From the entries below, copy every line that holds the word "assembly".

··· Materials provided

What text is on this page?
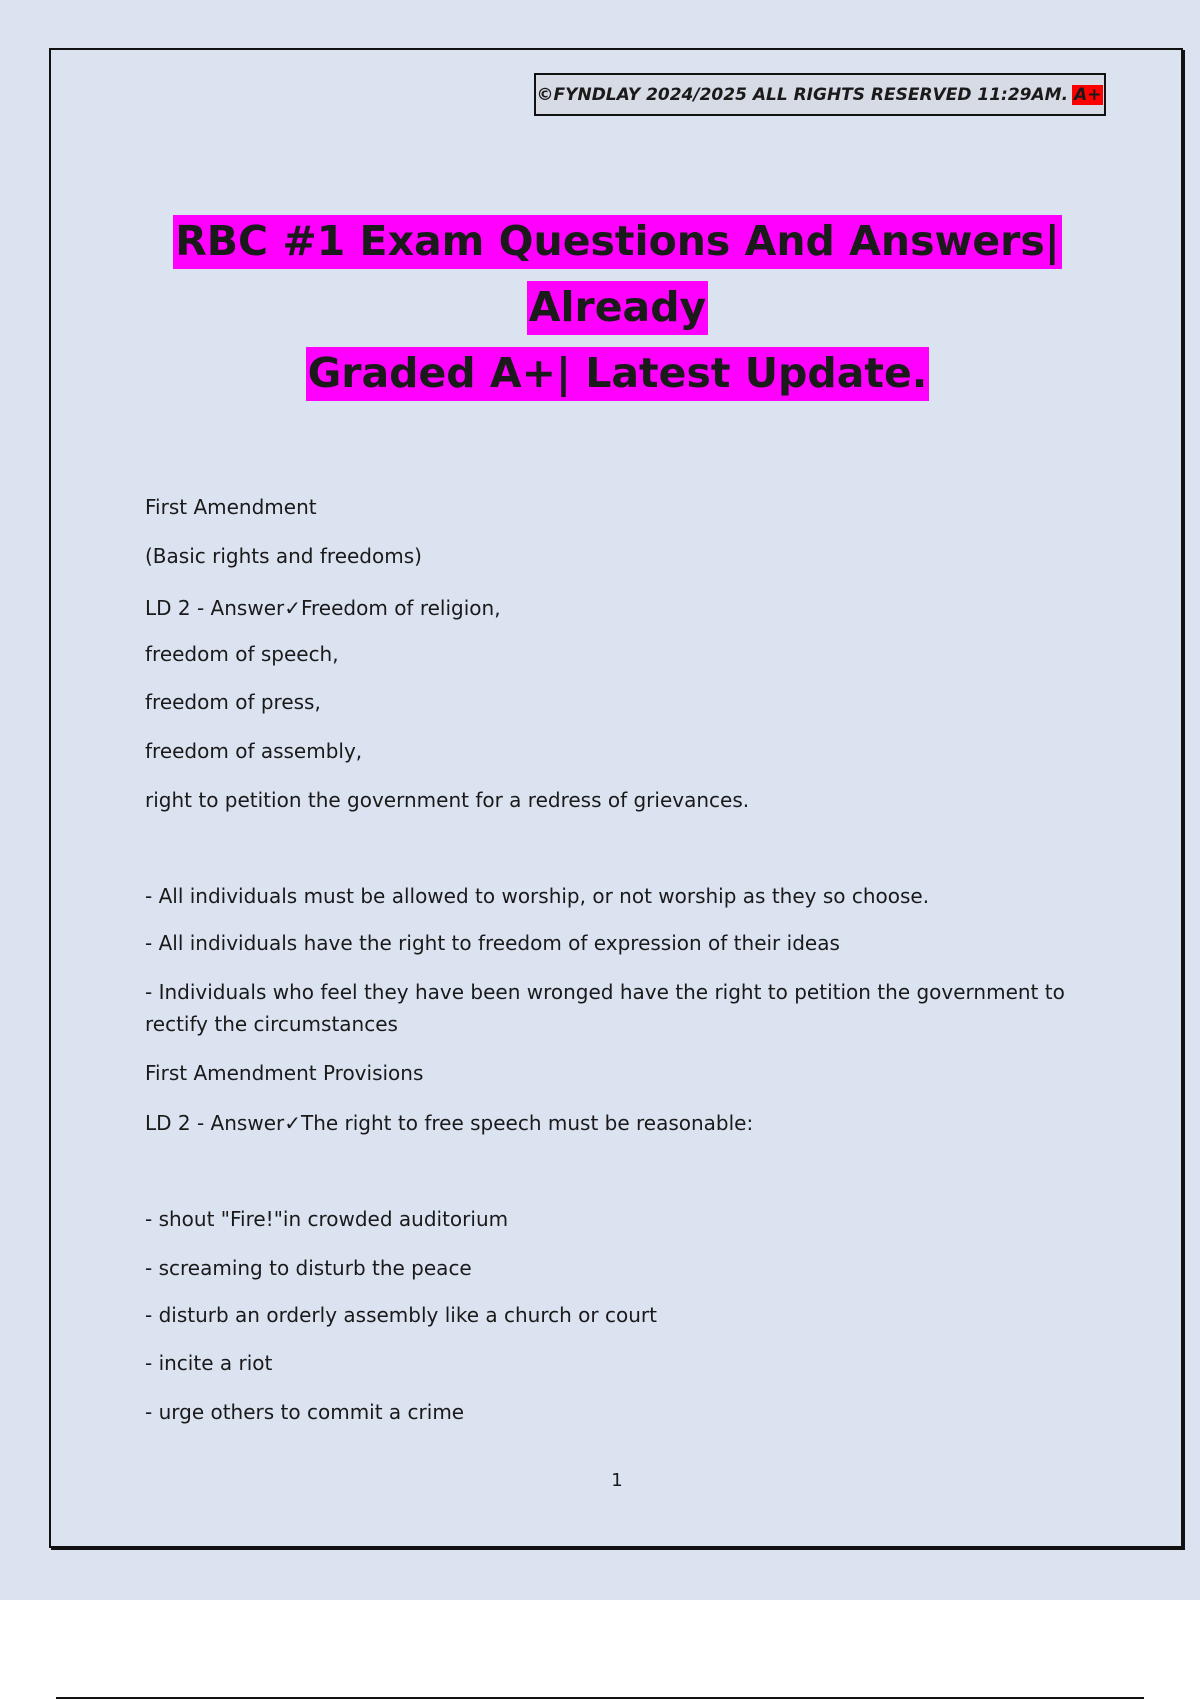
©FYNDLAY 2024/2025 ALL RIGHTS RESERVED 11:29AM. A+
RBC #1 Exam Questions And Answers| Already
Graded A+| Latest Update.
First Amendment
(Basic rights and freedoms)
LD 2 - Answer✓Freedom of religion,
freedom of speech,
freedom of press,
freedom of assembly,
right to petition the government for a redress of grievances.
- All individuals must be allowed to worship, or not worship as they so choose.
- All individuals have the right to freedom of expression of their ideas
- Individuals who feel they have been wronged have the right to petition the government to rectify the circumstances
First Amendment Provisions
LD 2 - Answer✓The right to free speech must be reasonable:
- shout "Fire!"in crowded auditorium
- screaming to disturb the peace
- disturb an orderly assembly like a church or court
- incite a riot
- urge others to commit a crime
1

······

Reply:
freedom of assembly,
- disturb an orderly assembly like a church or court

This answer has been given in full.